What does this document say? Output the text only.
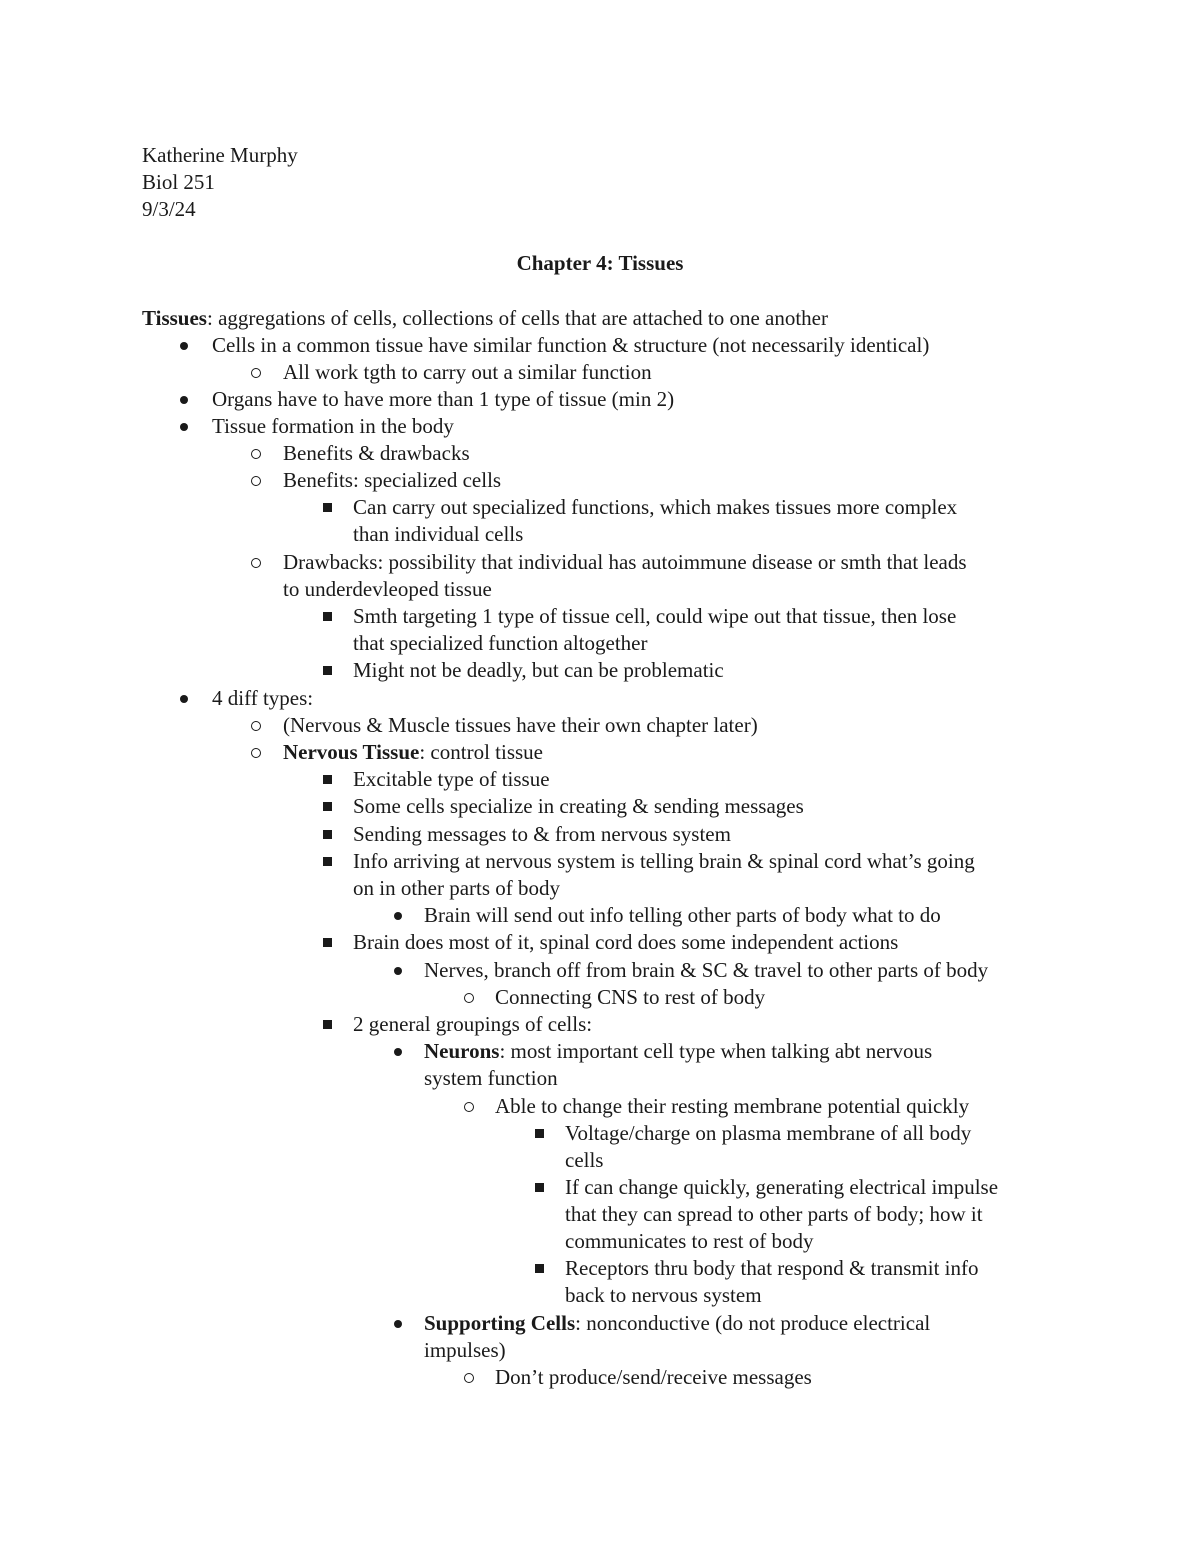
Katherine Murphy
Biol 251
9/3/24
Chapter 4: Tissues
Tissues: aggregations of cells, collections of cells that are attached to one another
Cells in a common tissue have similar function & structure (not necessarily identical)
All work tgth to carry out a similar function
Organs have to have more than 1 type of tissue (min 2)
Tissue formation in the body
Benefits & drawbacks
Benefits: specialized cells
Can carry out specialized functions, which makes tissues more complex
than individual cells
Drawbacks: possibility that individual has autoimmune disease or smth that leads
to underdevleoped tissue
Smth targeting 1 type of tissue cell, could wipe out that tissue, then lose
that specialized function altogether
Might not be deadly, but can be problematic
4 diff types:
(Nervous & Muscle tissues have their own chapter later)
Nervous Tissue: control tissue
Excitable type of tissue
Some cells specialize in creating & sending messages
Sending messages to & from nervous system
Info arriving at nervous system is telling brain & spinal cord what’s going
on in other parts of body
Brain will send out info telling other parts of body what to do
Brain does most of it, spinal cord does some independent actions
Nerves, branch off from brain & SC & travel to other parts of body
Connecting CNS to rest of body
2 general groupings of cells:
Neurons: most important cell type when talking abt nervous
system function
Able to change their resting membrane potential quickly
Voltage/charge on plasma membrane of all body
cells
If can change quickly, generating electrical impulse
that they can spread to other parts of body; how it
communicates to rest of body
Receptors thru body that respond & transmit info
back to nervous system
Supporting Cells: nonconductive (do not produce electrical
impulses)
Don’t produce/send/receive messages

++++++++++

* What needs to be done *
The required answer is the material repeated exactly, with no images in it.

* Exercise solution *
What does this document say? Output the text only.
Katherine Murphy
Biol 251
9/3/24
Chapter 4: Tissues
Tissues: aggregations of cells, collections of cells that are attached to one another
Cells in a common tissue have similar function & structure (not necessarily identical)
All work tgth to carry out a similar function
Organs have to have more than 1 type of tissue (min 2)
Tissue formation in the body
Benefits & drawbacks
Benefits: specialized cells
Can carry out specialized functions, which makes tissues more complex
than individual cells
Drawbacks: possibility that individual has autoimmune disease or smth that leads
to underdevleoped tissue
Smth targeting 1 type of tissue cell, could wipe out that tissue, then lose
that specialized function altogether
Might not be deadly, but can be problematic
4 diff types:
(Nervous & Muscle tissues have their own chapter later)
Nervous Tissue: control tissue
Excitable type of tissue
Some cells specialize in creating & sending messages
Sending messages to & from nervous system
Info arriving at nervous system is telling brain & spinal cord what’s going
on in other parts of body
Brain will send out info telling other parts of body what to do
Brain does most of it, spinal cord does some independent actions
Nerves, branch off from brain & SC & travel to other parts of body
Connecting CNS to rest of body
2 general groupings of cells:
Neurons: most important cell type when talking abt nervous
system function
Able to change their resting membrane potential quickly
Voltage/charge on plasma membrane of all body
cells
If can change quickly, generating electrical impulse
that they can spread to other parts of body; how it
communicates to rest of body
Receptors thru body that respond & transmit info
back to nervous system
Supporting Cells: nonconductive (do not produce electrical
impulses)
Don’t produce/send/receive messages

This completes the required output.